Brief =>
What is the number of lines holding the word "网外建设方向"? Give that number alone.

Raw data =>
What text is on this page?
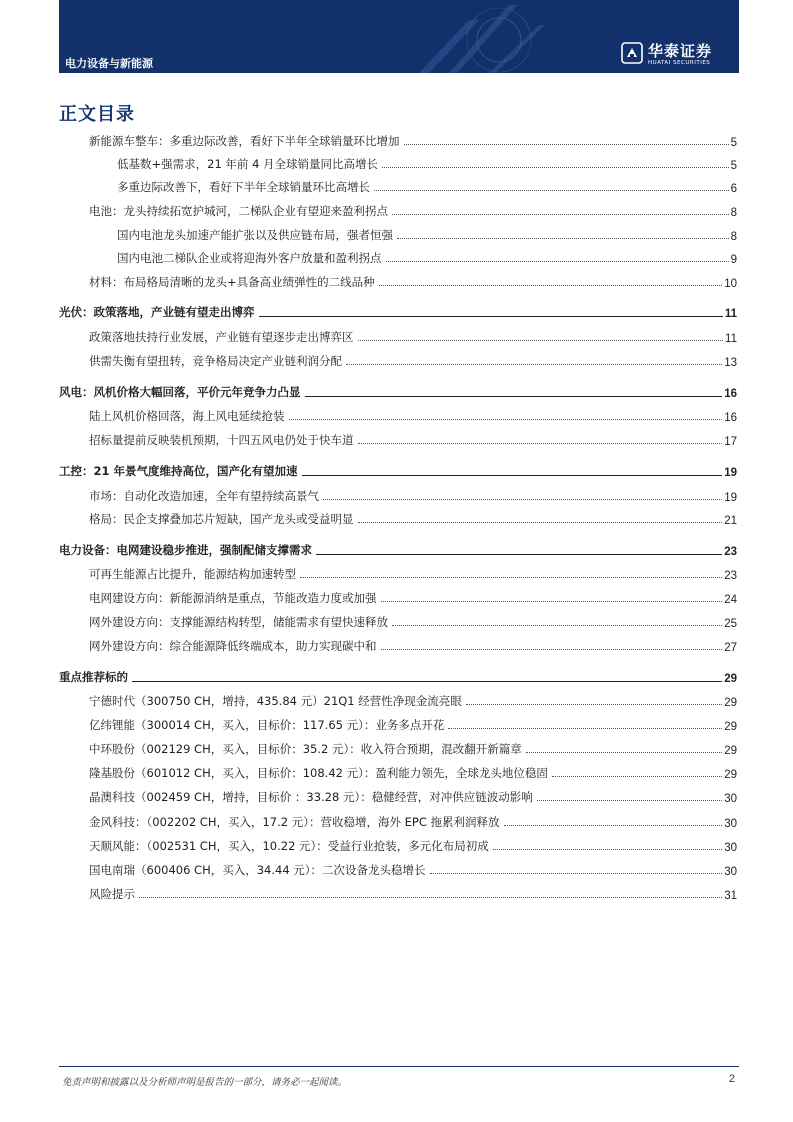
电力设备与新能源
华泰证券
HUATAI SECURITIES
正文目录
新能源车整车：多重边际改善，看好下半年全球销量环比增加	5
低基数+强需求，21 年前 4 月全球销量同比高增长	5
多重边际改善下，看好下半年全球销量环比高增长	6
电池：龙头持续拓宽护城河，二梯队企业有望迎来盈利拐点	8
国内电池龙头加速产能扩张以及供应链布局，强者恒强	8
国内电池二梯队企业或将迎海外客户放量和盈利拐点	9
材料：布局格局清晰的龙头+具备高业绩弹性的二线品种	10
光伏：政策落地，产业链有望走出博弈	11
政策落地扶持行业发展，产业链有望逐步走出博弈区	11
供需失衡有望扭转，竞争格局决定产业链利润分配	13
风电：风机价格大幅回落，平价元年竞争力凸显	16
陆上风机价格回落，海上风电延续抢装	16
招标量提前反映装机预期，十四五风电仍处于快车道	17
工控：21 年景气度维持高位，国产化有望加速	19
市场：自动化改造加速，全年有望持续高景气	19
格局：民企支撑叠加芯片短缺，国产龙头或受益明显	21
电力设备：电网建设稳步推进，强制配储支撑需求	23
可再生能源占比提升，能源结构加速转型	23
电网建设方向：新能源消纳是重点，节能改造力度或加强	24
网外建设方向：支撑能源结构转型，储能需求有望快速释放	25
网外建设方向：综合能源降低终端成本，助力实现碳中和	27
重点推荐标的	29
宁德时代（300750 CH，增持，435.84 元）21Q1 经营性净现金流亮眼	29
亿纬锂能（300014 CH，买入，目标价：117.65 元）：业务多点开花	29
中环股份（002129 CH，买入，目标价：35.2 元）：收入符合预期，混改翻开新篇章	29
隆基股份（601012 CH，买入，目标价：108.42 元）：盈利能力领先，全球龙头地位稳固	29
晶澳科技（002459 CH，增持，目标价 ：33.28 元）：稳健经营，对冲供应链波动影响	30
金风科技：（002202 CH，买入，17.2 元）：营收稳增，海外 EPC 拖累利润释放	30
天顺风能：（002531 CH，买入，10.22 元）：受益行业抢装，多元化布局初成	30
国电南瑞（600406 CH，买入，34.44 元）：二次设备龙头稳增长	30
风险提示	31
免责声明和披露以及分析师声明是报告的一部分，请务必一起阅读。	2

Full response =>
2